--- start Records for processing ---
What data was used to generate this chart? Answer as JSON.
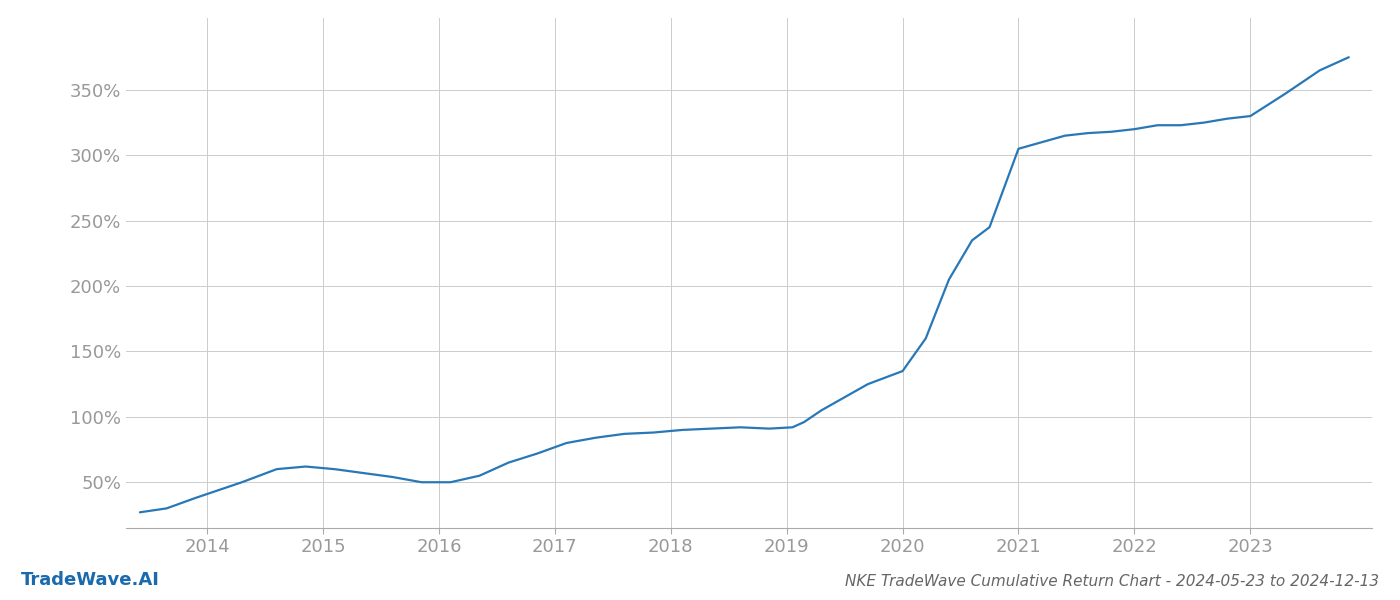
{
  "title": "NKE TradeWave Cumulative Return Chart - 2024-05-23 to 2024-12-13",
  "watermark": "TradeWave.AI",
  "line_color": "#2878b8",
  "line_width": 1.6,
  "background_color": "#ffffff",
  "grid_color": "#cccccc",
  "x_years": [
    2014,
    2015,
    2016,
    2017,
    2018,
    2019,
    2020,
    2021,
    2022,
    2023
  ],
  "x_data": [
    2013.42,
    2013.65,
    2013.9,
    2014.3,
    2014.6,
    2014.85,
    2015.1,
    2015.35,
    2015.6,
    2015.85,
    2016.1,
    2016.35,
    2016.6,
    2016.85,
    2017.1,
    2017.35,
    2017.6,
    2017.85,
    2018.1,
    2018.35,
    2018.6,
    2018.85,
    2019.05,
    2019.15,
    2019.3,
    2019.5,
    2019.7,
    2019.85,
    2020.0,
    2020.2,
    2020.4,
    2020.6,
    2020.75,
    2021.0,
    2021.2,
    2021.4,
    2021.6,
    2021.8,
    2022.0,
    2022.2,
    2022.4,
    2022.6,
    2022.8,
    2023.0,
    2023.3,
    2023.6,
    2023.85
  ],
  "y_data": [
    27,
    30,
    38,
    50,
    60,
    62,
    60,
    57,
    54,
    50,
    50,
    55,
    65,
    72,
    80,
    84,
    87,
    88,
    90,
    91,
    92,
    91,
    92,
    96,
    105,
    115,
    125,
    130,
    135,
    160,
    205,
    235,
    245,
    305,
    310,
    315,
    317,
    318,
    320,
    323,
    323,
    325,
    328,
    330,
    347,
    365,
    375
  ],
  "yticks": [
    50,
    100,
    150,
    200,
    250,
    300,
    350
  ],
  "ylim": [
    15,
    405
  ],
  "xlim": [
    2013.3,
    2024.05
  ],
  "tick_label_color": "#999999",
  "title_color": "#666666",
  "watermark_color": "#1a6aad",
  "title_fontsize": 11,
  "watermark_fontsize": 13,
  "tick_fontsize": 13
}
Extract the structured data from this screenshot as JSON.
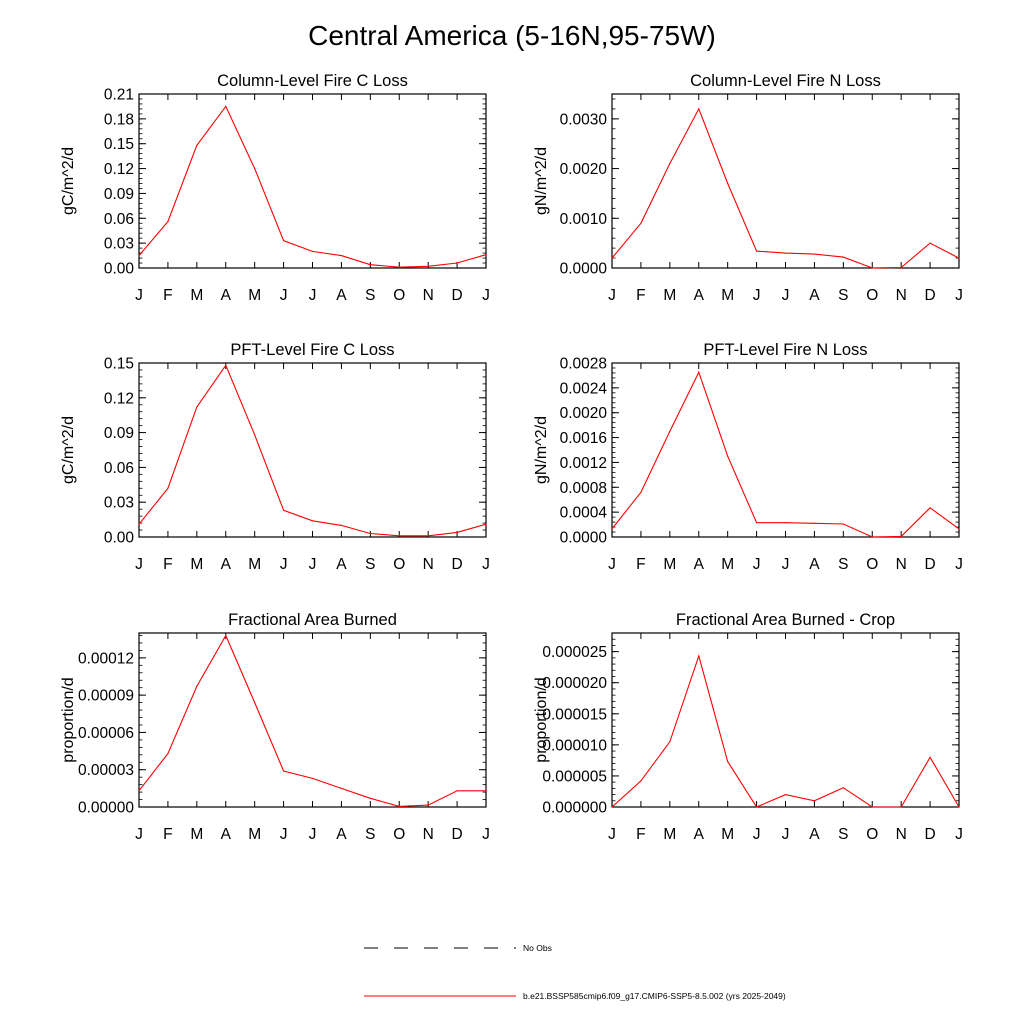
{
  "figure_title": "Central America (5-16N,95-75W)",
  "legend": {
    "items": [
      {
        "label": "No Obs",
        "style": "dashed",
        "color": "#000000"
      },
      {
        "label": "b.e21.BSSP585cmip6.f09_g17.CMIP6-SSP5-8.5.002 (yrs 2025-2049)",
        "style": "solid",
        "color": "#ff0000"
      }
    ]
  },
  "chart_data": [
    {
      "type": "line",
      "title": "Column-Level Fire C Loss",
      "ylabel": "gC/m^2/d",
      "xlabel": "",
      "categories": [
        "J",
        "F",
        "M",
        "A",
        "M",
        "J",
        "J",
        "A",
        "S",
        "O",
        "N",
        "D",
        "J"
      ],
      "ylim": [
        0,
        0.21
      ],
      "yticks": [
        "0.00",
        "0.03",
        "0.06",
        "0.09",
        "0.12",
        "0.15",
        "0.18",
        "0.21"
      ],
      "series": [
        {
          "color": "#ff0000",
          "values": [
            0.015,
            0.056,
            0.148,
            0.195,
            0.12,
            0.033,
            0.02,
            0.015,
            0.004,
            0.001,
            0.002,
            0.006,
            0.016
          ]
        }
      ]
    },
    {
      "type": "line",
      "title": "Column-Level Fire N Loss",
      "ylabel": "gN/m^2/d",
      "xlabel": "",
      "categories": [
        "J",
        "F",
        "M",
        "A",
        "M",
        "J",
        "J",
        "A",
        "S",
        "O",
        "N",
        "D",
        "J"
      ],
      "ylim": [
        0,
        0.0035
      ],
      "yticks": [
        "0.0000",
        "0.0010",
        "0.0020",
        "0.0030"
      ],
      "series": [
        {
          "color": "#ff0000",
          "values": [
            0.0002,
            0.0009,
            0.0021,
            0.0032,
            0.0017,
            0.00034,
            0.0003,
            0.00028,
            0.00022,
            0.0,
            1e-05,
            0.0005,
            0.0002
          ]
        }
      ]
    },
    {
      "type": "line",
      "title": "PFT-Level Fire C Loss",
      "ylabel": "gC/m^2/d",
      "xlabel": "",
      "categories": [
        "J",
        "F",
        "M",
        "A",
        "M",
        "J",
        "J",
        "A",
        "S",
        "O",
        "N",
        "D",
        "J"
      ],
      "ylim": [
        0,
        0.15
      ],
      "yticks": [
        "0.00",
        "0.03",
        "0.06",
        "0.09",
        "0.12",
        "0.15"
      ],
      "series": [
        {
          "color": "#ff0000",
          "values": [
            0.011,
            0.042,
            0.112,
            0.148,
            0.088,
            0.023,
            0.014,
            0.01,
            0.003,
            0.001,
            0.001,
            0.004,
            0.011
          ]
        }
      ]
    },
    {
      "type": "line",
      "title": "PFT-Level Fire N Loss",
      "ylabel": "gN/m^2/d",
      "xlabel": "",
      "categories": [
        "J",
        "F",
        "M",
        "A",
        "M",
        "J",
        "J",
        "A",
        "S",
        "O",
        "N",
        "D",
        "J"
      ],
      "ylim": [
        0,
        0.0028
      ],
      "yticks": [
        "0.0000",
        "0.0004",
        "0.0008",
        "0.0012",
        "0.0016",
        "0.0020",
        "0.0024",
        "0.0028"
      ],
      "series": [
        {
          "color": "#ff0000",
          "values": [
            0.00013,
            0.00072,
            0.0017,
            0.00265,
            0.0013,
            0.00023,
            0.00023,
            0.00022,
            0.00021,
            0.0,
            1e-05,
            0.00047,
            0.00013
          ]
        }
      ]
    },
    {
      "type": "line",
      "title": "Fractional Area Burned",
      "ylabel": "proportion/d",
      "xlabel": "",
      "categories": [
        "J",
        "F",
        "M",
        "A",
        "M",
        "J",
        "J",
        "A",
        "S",
        "O",
        "N",
        "D",
        "J"
      ],
      "ylim": [
        0,
        0.00014
      ],
      "yticks": [
        "0.00000",
        "0.00003",
        "0.00006",
        "0.00009",
        "0.00012"
      ],
      "series": [
        {
          "color": "#ff0000",
          "values": [
            1.3e-05,
            4.3e-05,
            9.7e-05,
            0.000138,
            8.4e-05,
            2.9e-05,
            2.3e-05,
            1.5e-05,
            7e-06,
            5e-07,
            1.5e-06,
            1.3e-05,
            1.3e-05
          ]
        }
      ]
    },
    {
      "type": "line",
      "title": "Fractional Area Burned - Crop",
      "ylabel": "proportion/d",
      "xlabel": "",
      "categories": [
        "J",
        "F",
        "M",
        "A",
        "M",
        "J",
        "J",
        "A",
        "S",
        "O",
        "N",
        "D",
        "J"
      ],
      "ylim": [
        0,
        2.8e-05
      ],
      "yticks": [
        "0.000000",
        "0.000005",
        "0.000010",
        "0.000015",
        "0.000020",
        "0.000025"
      ],
      "series": [
        {
          "color": "#ff0000",
          "values": [
            0.0,
            4.2e-06,
            1.05e-05,
            2.43e-05,
            7.3e-06,
            0.0,
            2e-06,
            1e-06,
            3.1e-06,
            0.0,
            0.0,
            8e-06,
            0.0
          ]
        }
      ]
    }
  ]
}
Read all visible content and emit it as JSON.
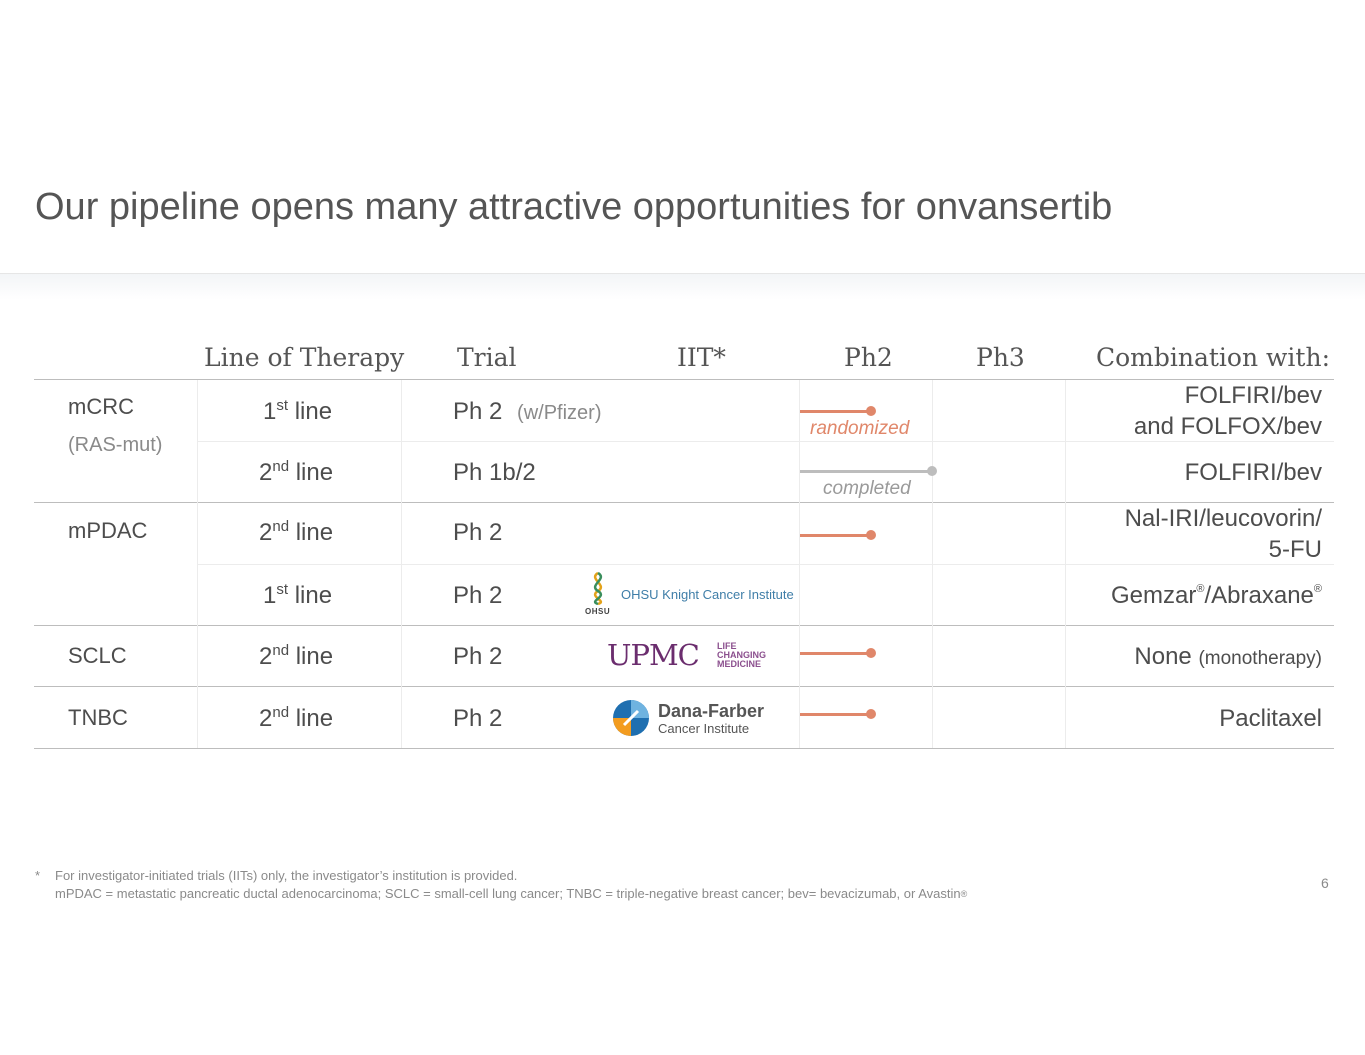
{
  "title": "Our pipeline opens many attractive opportunities for onvansertib",
  "colors": {
    "accent": "#e0876a",
    "completed": "#bdbdbd",
    "upmc": "#6b2d6e",
    "dfci_blue": "#1f6fb0",
    "dfci_orange": "#f39c1f"
  },
  "headers": {
    "line_of_therapy": "Line of Therapy",
    "trial": "Trial",
    "iit": "IIT*",
    "ph2": "Ph2",
    "ph3": "Ph3",
    "combination": "Combination with:"
  },
  "rows": [
    {
      "indication": "mCRC",
      "indication_sub": "(RAS-mut)",
      "line_num": "1",
      "line_sup": "st",
      "line_word": " line",
      "trial": "Ph 2",
      "trial_note": "(w/Pfizer)",
      "iit": "",
      "progress_label": "randomized",
      "combo_1": "FOLFIRI/bev",
      "combo_2": "and FOLFOX/bev"
    },
    {
      "line_num": "2",
      "line_sup": "nd",
      "line_word": " line",
      "trial": "Ph 1b/2",
      "progress_label": "completed",
      "combo_1": "FOLFIRI/bev"
    },
    {
      "indication": "mPDAC",
      "line_num": "2",
      "line_sup": "nd",
      "line_word": " line",
      "trial": "Ph 2",
      "combo_1": "Nal-IRI/leucovorin/",
      "combo_2": "5-FU"
    },
    {
      "line_num": "1",
      "line_sup": "st",
      "line_word": " line",
      "trial": "Ph 2",
      "iit": "OHSU Knight Cancer Institute",
      "iit_mark": "OHSU",
      "combo_a": "Gemzar",
      "combo_reg": "®",
      "combo_b": "/Abraxane",
      "combo_reg2": "®"
    },
    {
      "indication": "SCLC",
      "line_num": "2",
      "line_sup": "nd",
      "line_word": " line",
      "trial": "Ph 2",
      "iit": "UPMC",
      "iit_tag1": "LIFE",
      "iit_tag2": "CHANGING",
      "iit_tag3": "MEDICINE",
      "combo_1": "None",
      "combo_small": "(monotherapy)"
    },
    {
      "indication": "TNBC",
      "line_num": "2",
      "line_sup": "nd",
      "line_word": " line",
      "trial": "Ph 2",
      "iit": "Dana-Farber",
      "iit_sub": "Cancer Institute",
      "combo_1": "Paclitaxel"
    }
  ],
  "progress": [
    0.54,
    1.0,
    0.54,
    0,
    0.54,
    0.54
  ],
  "footnote_star": "*",
  "footnote_1": "For investigator-initiated trials (IITs) only, the investigator’s institution is provided.",
  "footnote_2": "mPDAC = metastatic pancreatic ductal adenocarcinoma; SCLC = small-cell lung cancer; TNBC = triple-negative breast cancer; bev= bevacizumab, or Avastin",
  "footnote_2_reg": "®",
  "page_number": "6"
}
--- end Records for processing ---
Check each line of the data above for the word "Fractional" and say how many lines have it. Give the number alone.

▶ Result for this exercise
2